* [SET PROBLEM] Of the lines in the listing, how many include the string "Competing"? Write the number and nothing else.

####################

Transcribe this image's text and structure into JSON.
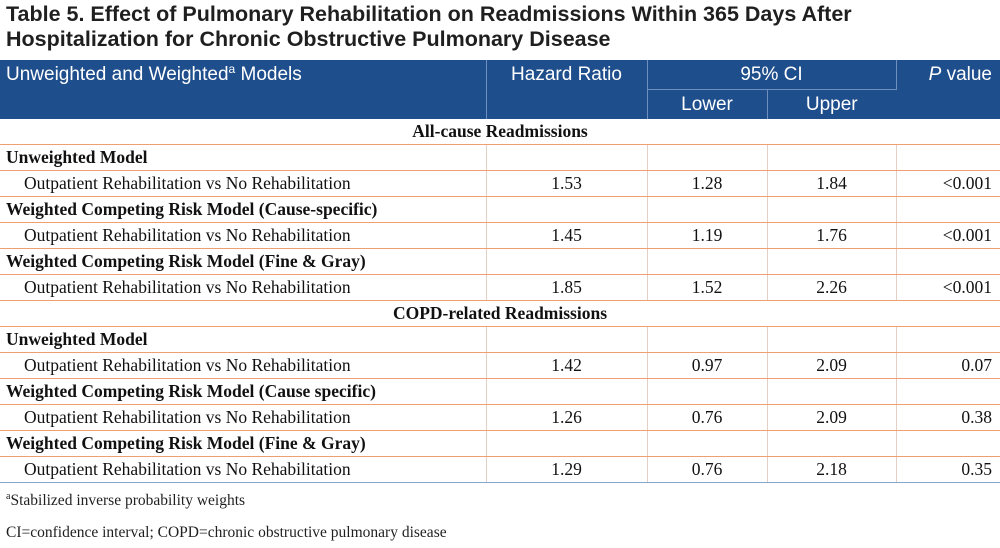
{
  "title": {
    "line1": "Table 5. Effect of Pulmonary Rehabilitation on Readmissions Within 365 Days After",
    "line2": "Hospitalization for Chronic Obstructive Pulmonary Disease"
  },
  "header": {
    "models_label": "Unweighted and Weighted",
    "models_sup": "a",
    "models_suffix": " Models",
    "hazard_ratio": "Hazard Ratio",
    "ci": "95% CI",
    "lower": "Lower",
    "upper": "Upper",
    "p_italic": "P",
    "p_rest": " value"
  },
  "rows": [
    {
      "type": "section",
      "label": "All-cause Readmissions"
    },
    {
      "type": "model",
      "label": "Unweighted Model"
    },
    {
      "type": "data",
      "label": "Outpatient Rehabilitation vs No Rehabilitation",
      "hr": "1.53",
      "lower": "1.28",
      "upper": "1.84",
      "p": "<0.001"
    },
    {
      "type": "model",
      "label": "Weighted Competing Risk Model (Cause-specific)"
    },
    {
      "type": "data",
      "label": "Outpatient Rehabilitation vs No Rehabilitation",
      "hr": "1.45",
      "lower": "1.19",
      "upper": "1.76",
      "p": "<0.001"
    },
    {
      "type": "model",
      "label": "Weighted Competing Risk Model (Fine & Gray)"
    },
    {
      "type": "data",
      "label": "Outpatient Rehabilitation vs No Rehabilitation",
      "hr": "1.85",
      "lower": "1.52",
      "upper": "2.26",
      "p": "<0.001"
    },
    {
      "type": "section",
      "label": "COPD-related Readmissions"
    },
    {
      "type": "model",
      "label": "Unweighted Model"
    },
    {
      "type": "data",
      "label": "Outpatient Rehabilitation vs No Rehabilitation",
      "hr": "1.42",
      "lower": "0.97",
      "upper": "2.09",
      "p": "0.07"
    },
    {
      "type": "model",
      "label": "Weighted Competing Risk Model (Cause specific)"
    },
    {
      "type": "data",
      "label": "Outpatient Rehabilitation vs No Rehabilitation",
      "hr": "1.26",
      "lower": "0.76",
      "upper": "2.09",
      "p": "0.38"
    },
    {
      "type": "model",
      "label": "Weighted Competing Risk Model (Fine & Gray)"
    },
    {
      "type": "data",
      "label": "Outpatient Rehabilitation vs No Rehabilitation",
      "hr": "1.29",
      "lower": "0.76",
      "upper": "2.18",
      "p": "0.35"
    }
  ],
  "footnotes": {
    "note_a_sup": "a",
    "note_a": "Stabilized inverse probability weights",
    "abbreviations": "CI=confidence interval; COPD=chronic obstructive pulmonary disease"
  },
  "colors": {
    "header_bg": "#1f4e8c",
    "row_rule": "#f0a070"
  }
}
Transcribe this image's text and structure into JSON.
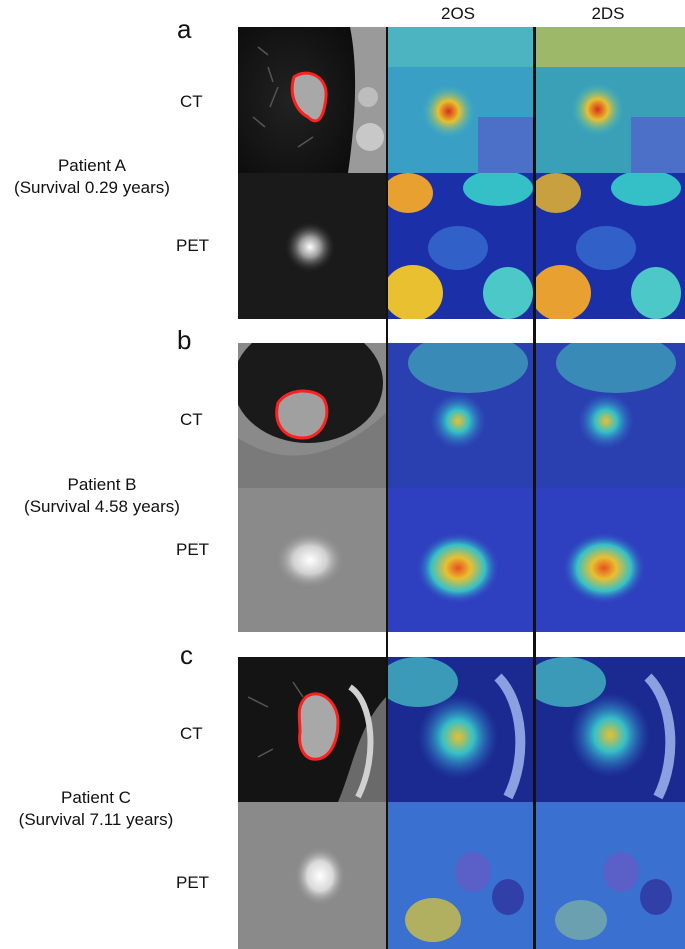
{
  "columns": [
    "",
    "2OS",
    "2DS"
  ],
  "panels": [
    {
      "letter": "a",
      "patient": "Patient A",
      "survival": "(Survival 0.29 years)",
      "rows": [
        "CT",
        "PET"
      ]
    },
    {
      "letter": "b",
      "patient": "Patient B",
      "survival": "(Survival 4.58 years)",
      "rows": [
        "CT",
        "PET"
      ]
    },
    {
      "letter": "c",
      "patient": "Patient C",
      "survival": "(Survival 7.11 years)",
      "rows": [
        "CT",
        "PET"
      ]
    }
  ],
  "colors": {
    "contour": "#ff2020",
    "heat_low": "#1a2fa8",
    "heat_mid": "#35c0c8",
    "heat_high": "#e8c030",
    "heat_peak": "#d83018"
  }
}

####################

* [RESULT FOR THIS EXERCISE] 4